▶ [Exercise requirements]
State the number of lines, and only that number, in which the word "продовольствия" appears.

▶ [Given information]
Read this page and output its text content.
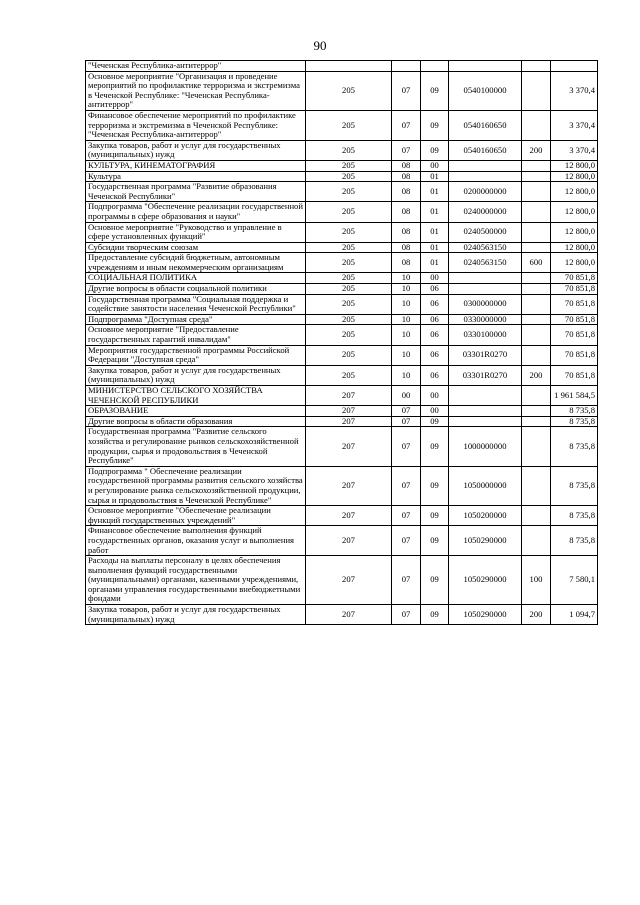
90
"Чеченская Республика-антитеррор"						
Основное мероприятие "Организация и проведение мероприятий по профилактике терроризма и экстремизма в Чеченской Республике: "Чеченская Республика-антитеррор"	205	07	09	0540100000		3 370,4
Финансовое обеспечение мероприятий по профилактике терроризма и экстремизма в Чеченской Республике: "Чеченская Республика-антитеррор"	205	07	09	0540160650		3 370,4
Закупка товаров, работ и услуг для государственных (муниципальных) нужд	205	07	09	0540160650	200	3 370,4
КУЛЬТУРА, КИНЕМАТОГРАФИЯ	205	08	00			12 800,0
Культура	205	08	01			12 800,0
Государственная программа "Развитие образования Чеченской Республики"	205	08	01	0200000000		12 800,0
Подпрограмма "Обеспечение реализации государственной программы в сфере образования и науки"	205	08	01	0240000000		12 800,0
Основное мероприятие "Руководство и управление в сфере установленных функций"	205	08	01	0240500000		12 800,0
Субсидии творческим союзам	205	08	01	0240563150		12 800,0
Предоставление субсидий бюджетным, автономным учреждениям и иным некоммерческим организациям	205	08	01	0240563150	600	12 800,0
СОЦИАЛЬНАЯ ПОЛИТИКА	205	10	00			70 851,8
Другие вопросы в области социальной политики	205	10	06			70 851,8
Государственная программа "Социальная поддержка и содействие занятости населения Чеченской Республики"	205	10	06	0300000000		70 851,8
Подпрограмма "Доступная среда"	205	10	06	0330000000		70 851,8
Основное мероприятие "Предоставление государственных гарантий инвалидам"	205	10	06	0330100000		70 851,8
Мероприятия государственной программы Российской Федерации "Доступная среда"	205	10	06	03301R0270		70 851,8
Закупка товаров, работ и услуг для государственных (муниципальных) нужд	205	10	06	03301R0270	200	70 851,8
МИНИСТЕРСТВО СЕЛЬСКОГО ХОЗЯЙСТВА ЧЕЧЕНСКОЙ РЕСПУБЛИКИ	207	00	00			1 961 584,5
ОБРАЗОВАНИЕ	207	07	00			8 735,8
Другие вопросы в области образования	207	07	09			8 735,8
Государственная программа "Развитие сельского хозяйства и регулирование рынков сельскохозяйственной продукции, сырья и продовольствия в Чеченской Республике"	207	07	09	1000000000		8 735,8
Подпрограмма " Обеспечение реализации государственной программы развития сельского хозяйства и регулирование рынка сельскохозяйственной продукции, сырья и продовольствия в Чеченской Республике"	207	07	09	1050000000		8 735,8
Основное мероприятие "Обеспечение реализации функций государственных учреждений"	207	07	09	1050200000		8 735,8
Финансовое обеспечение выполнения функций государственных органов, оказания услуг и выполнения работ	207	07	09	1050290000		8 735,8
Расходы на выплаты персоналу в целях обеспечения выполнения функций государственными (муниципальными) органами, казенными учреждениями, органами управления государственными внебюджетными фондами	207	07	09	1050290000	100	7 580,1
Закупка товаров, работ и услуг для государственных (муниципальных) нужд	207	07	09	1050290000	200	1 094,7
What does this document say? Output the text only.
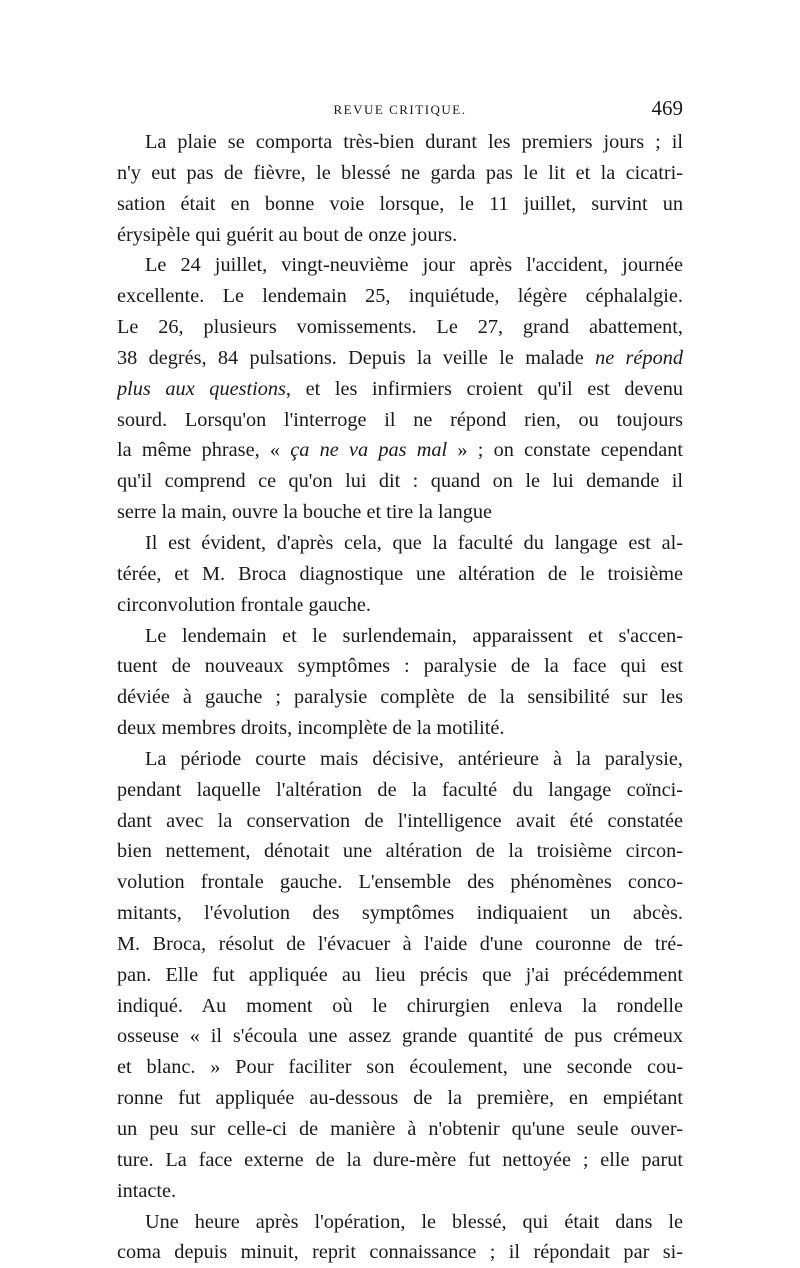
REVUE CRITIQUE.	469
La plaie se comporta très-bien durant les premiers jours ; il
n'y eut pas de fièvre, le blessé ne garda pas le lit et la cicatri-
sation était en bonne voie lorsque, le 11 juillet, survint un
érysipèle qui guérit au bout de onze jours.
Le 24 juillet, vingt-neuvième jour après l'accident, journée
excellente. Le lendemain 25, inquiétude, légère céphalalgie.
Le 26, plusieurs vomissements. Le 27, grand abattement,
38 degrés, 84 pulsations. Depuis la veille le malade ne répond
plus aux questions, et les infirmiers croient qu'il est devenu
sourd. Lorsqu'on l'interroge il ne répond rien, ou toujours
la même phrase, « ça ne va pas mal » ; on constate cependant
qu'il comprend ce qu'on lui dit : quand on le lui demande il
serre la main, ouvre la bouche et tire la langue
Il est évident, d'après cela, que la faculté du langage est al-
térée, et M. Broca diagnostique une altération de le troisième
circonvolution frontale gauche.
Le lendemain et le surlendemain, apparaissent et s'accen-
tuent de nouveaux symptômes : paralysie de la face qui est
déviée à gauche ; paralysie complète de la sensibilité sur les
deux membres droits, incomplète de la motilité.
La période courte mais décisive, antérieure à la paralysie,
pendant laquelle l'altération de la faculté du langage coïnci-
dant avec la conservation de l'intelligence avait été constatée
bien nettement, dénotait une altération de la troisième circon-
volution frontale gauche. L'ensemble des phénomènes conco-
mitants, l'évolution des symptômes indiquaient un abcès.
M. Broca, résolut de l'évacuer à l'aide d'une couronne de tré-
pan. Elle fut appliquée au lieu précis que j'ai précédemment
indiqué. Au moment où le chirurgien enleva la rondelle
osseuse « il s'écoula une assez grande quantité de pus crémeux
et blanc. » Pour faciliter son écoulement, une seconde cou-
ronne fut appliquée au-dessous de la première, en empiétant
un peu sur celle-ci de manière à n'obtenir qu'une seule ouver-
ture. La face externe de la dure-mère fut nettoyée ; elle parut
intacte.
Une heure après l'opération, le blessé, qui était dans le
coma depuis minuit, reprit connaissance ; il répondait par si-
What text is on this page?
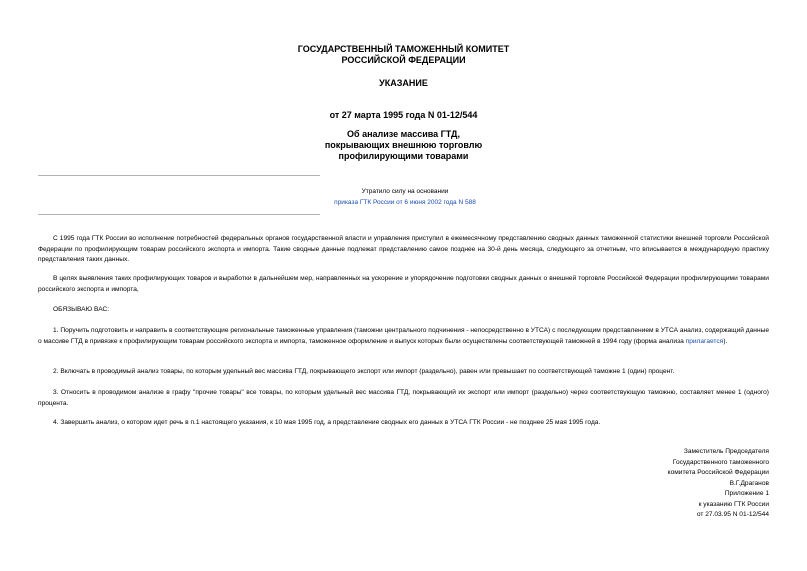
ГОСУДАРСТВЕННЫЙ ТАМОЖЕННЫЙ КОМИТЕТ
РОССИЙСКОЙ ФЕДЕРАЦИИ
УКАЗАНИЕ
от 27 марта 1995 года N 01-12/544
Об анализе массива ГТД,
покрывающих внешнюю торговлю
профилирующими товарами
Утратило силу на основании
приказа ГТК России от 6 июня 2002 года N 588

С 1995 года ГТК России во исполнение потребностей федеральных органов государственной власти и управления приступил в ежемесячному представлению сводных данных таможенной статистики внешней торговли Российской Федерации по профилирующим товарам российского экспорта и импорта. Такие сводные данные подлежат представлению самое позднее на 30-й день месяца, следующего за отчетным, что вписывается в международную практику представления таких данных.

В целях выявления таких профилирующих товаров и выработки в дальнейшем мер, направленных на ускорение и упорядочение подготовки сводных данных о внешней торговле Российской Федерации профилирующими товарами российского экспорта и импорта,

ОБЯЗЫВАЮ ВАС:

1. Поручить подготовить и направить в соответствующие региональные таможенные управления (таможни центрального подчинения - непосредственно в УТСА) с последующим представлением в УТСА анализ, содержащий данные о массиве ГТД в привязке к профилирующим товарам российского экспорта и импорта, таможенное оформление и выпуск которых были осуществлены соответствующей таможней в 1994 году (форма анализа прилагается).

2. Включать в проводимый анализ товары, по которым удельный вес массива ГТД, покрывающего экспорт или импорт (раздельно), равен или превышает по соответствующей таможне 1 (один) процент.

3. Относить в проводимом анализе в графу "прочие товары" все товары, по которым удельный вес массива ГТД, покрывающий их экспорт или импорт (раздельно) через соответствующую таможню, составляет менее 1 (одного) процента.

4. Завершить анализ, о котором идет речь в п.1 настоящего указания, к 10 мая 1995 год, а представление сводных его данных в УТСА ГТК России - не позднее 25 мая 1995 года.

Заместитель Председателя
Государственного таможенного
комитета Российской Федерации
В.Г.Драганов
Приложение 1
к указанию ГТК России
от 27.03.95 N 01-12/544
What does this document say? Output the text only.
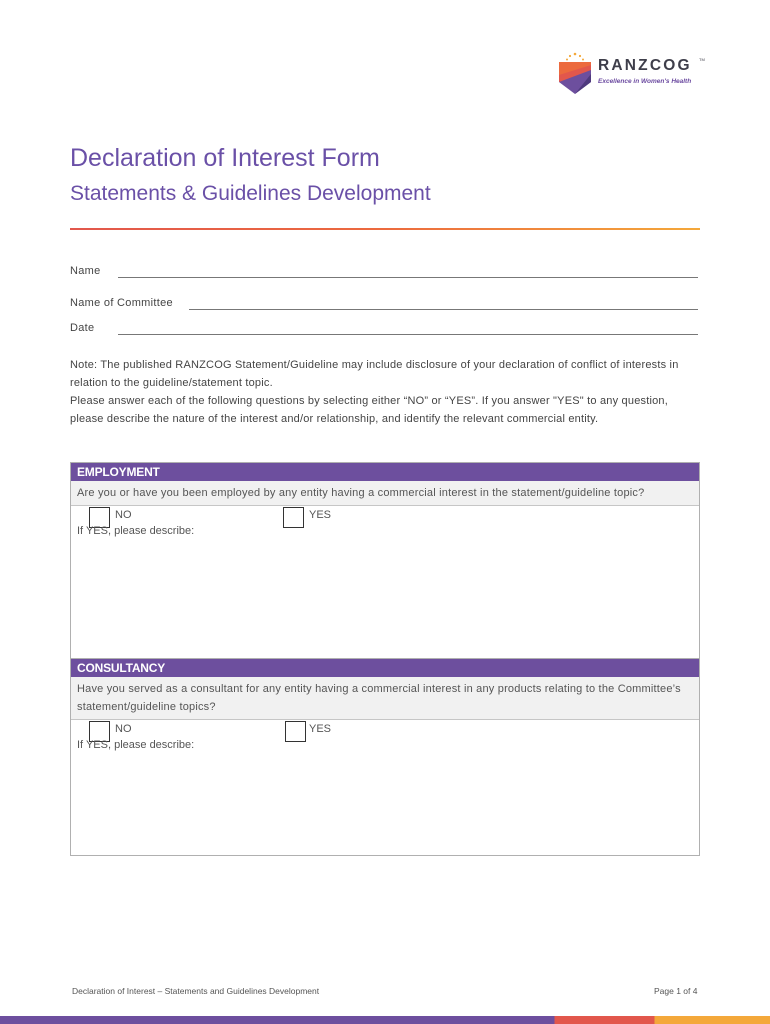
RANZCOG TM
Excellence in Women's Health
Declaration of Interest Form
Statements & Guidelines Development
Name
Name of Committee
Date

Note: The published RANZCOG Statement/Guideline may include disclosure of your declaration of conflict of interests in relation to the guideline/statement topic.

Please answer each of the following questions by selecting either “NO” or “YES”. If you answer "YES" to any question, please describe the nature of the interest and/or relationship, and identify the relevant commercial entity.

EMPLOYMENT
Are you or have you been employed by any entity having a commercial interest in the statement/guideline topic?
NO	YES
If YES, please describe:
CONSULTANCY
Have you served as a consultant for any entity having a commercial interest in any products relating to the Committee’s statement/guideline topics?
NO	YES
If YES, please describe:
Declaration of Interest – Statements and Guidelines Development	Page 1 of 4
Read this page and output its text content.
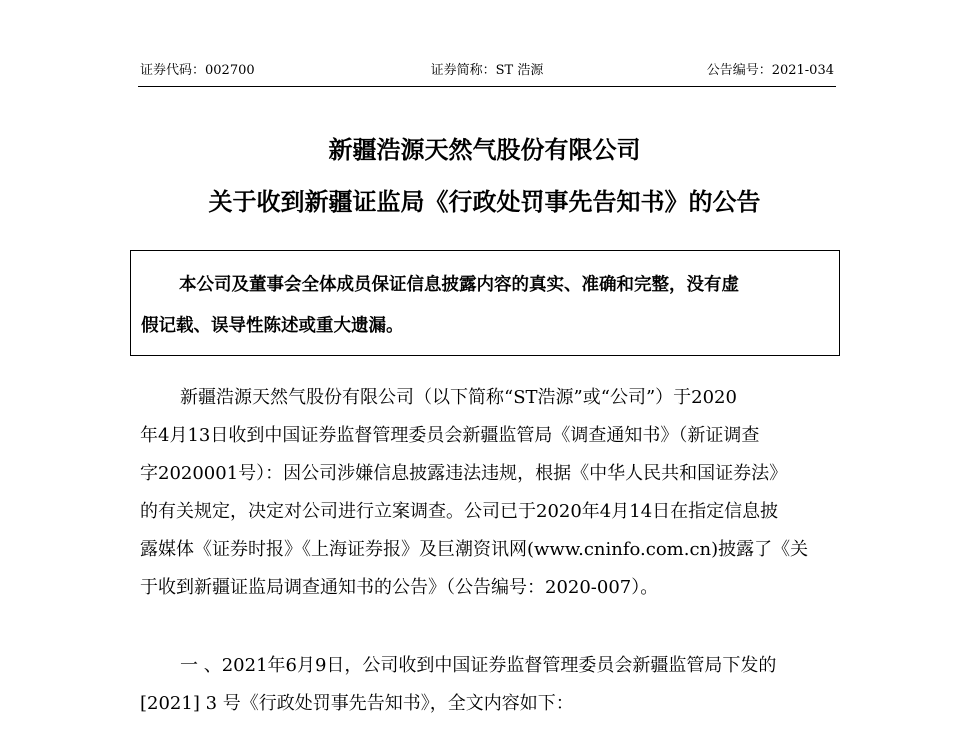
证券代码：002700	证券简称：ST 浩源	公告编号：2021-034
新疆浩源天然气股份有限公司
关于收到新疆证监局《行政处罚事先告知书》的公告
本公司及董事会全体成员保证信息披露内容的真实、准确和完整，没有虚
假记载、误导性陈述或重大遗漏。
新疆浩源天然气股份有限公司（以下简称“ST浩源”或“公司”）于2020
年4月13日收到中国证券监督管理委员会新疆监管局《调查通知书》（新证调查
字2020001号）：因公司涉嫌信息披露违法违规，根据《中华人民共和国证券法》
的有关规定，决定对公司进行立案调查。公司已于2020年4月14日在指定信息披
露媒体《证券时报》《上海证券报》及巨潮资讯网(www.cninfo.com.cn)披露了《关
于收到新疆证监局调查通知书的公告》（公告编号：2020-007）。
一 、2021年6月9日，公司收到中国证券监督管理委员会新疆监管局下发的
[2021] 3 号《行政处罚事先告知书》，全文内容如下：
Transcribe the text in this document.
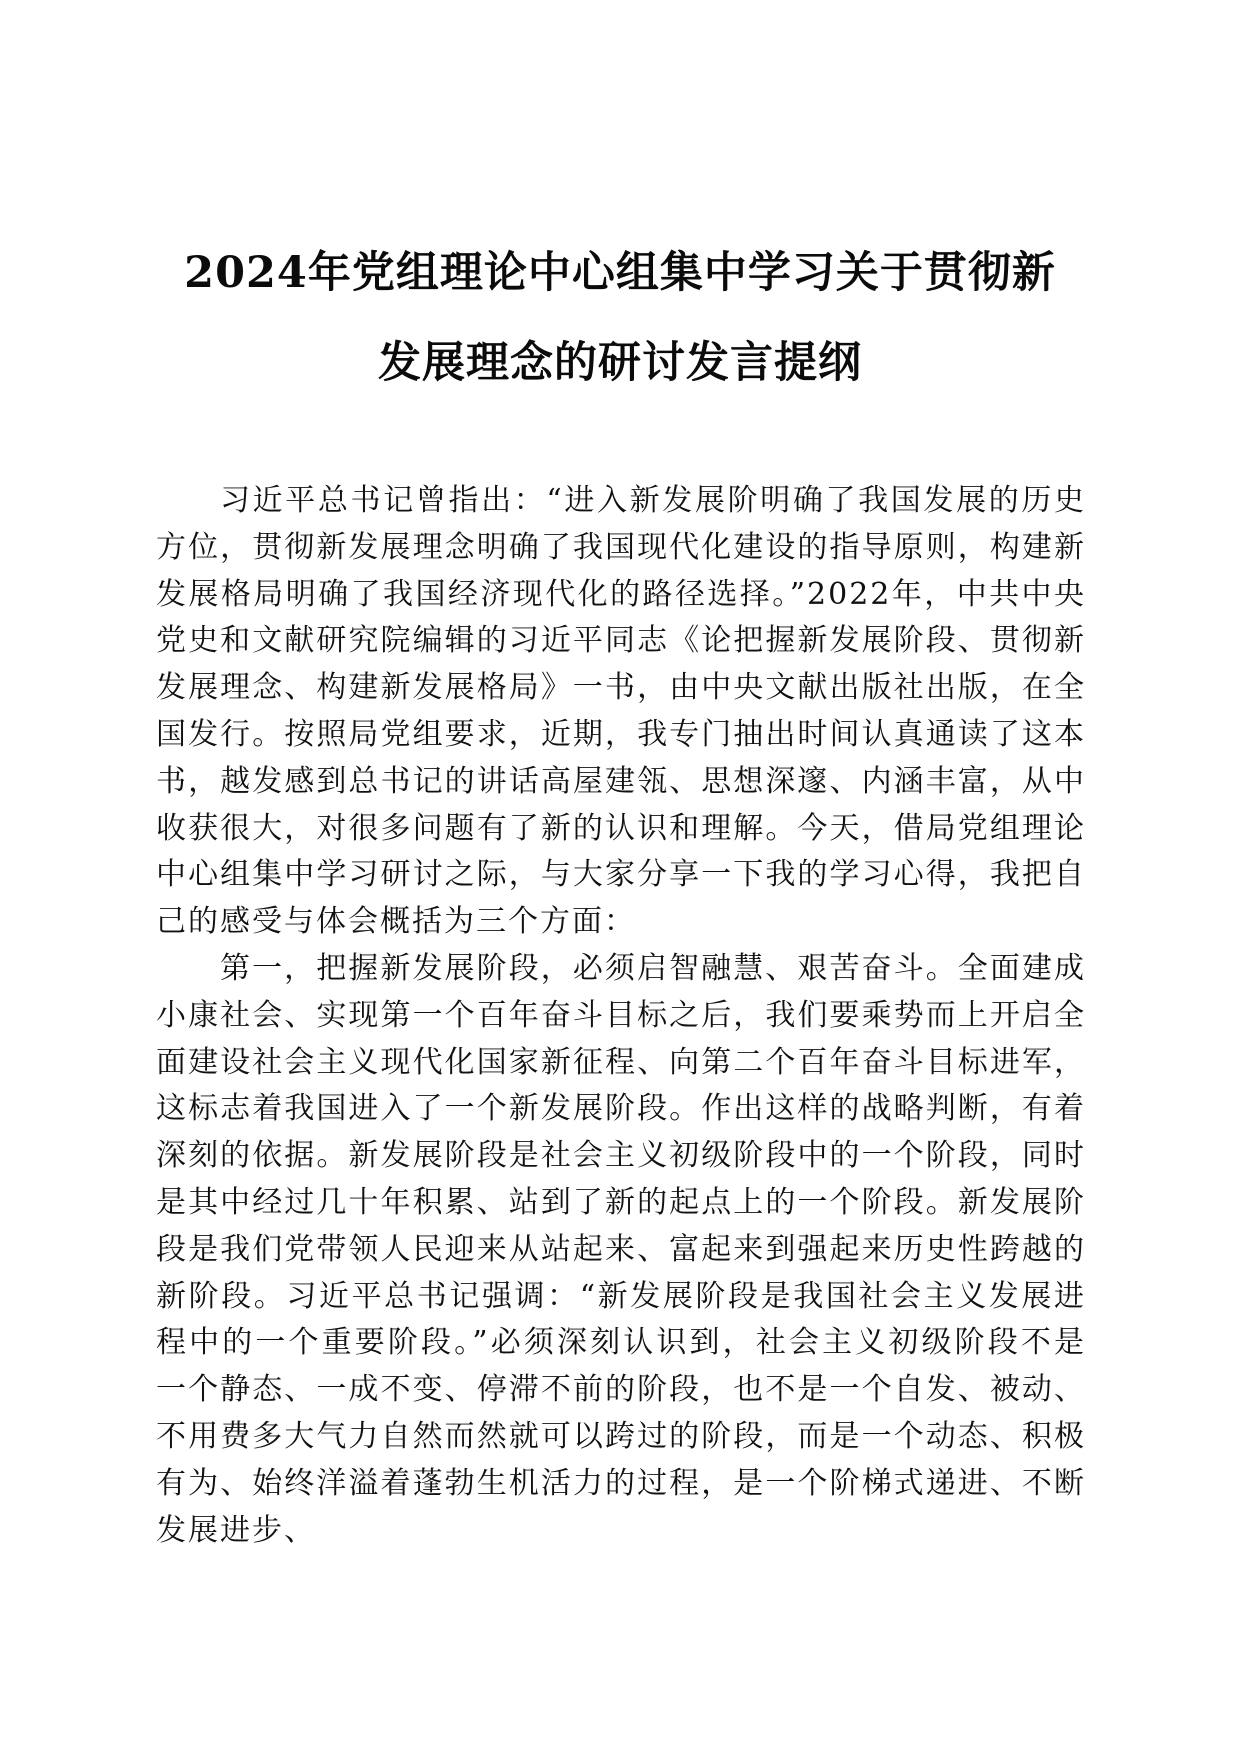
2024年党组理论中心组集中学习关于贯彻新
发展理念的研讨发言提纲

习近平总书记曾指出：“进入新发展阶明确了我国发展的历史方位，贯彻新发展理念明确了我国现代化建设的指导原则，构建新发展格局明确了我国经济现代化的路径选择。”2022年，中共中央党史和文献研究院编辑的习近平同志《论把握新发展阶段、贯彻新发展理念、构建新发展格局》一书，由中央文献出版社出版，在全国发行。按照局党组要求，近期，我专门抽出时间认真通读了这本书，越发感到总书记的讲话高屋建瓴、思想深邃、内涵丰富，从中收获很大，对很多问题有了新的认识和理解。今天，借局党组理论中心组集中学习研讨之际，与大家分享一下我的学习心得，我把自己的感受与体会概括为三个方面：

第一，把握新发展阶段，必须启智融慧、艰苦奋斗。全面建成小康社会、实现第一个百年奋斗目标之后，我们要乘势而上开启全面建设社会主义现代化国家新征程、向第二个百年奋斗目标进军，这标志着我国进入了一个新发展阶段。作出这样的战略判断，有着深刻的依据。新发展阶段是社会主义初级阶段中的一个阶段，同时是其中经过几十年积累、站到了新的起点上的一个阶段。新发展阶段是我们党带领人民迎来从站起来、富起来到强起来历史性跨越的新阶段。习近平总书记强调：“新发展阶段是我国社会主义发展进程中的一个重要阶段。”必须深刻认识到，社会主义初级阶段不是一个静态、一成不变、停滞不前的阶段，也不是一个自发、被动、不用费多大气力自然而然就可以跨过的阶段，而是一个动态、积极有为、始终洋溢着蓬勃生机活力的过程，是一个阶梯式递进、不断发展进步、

▶ [Problem solution]
2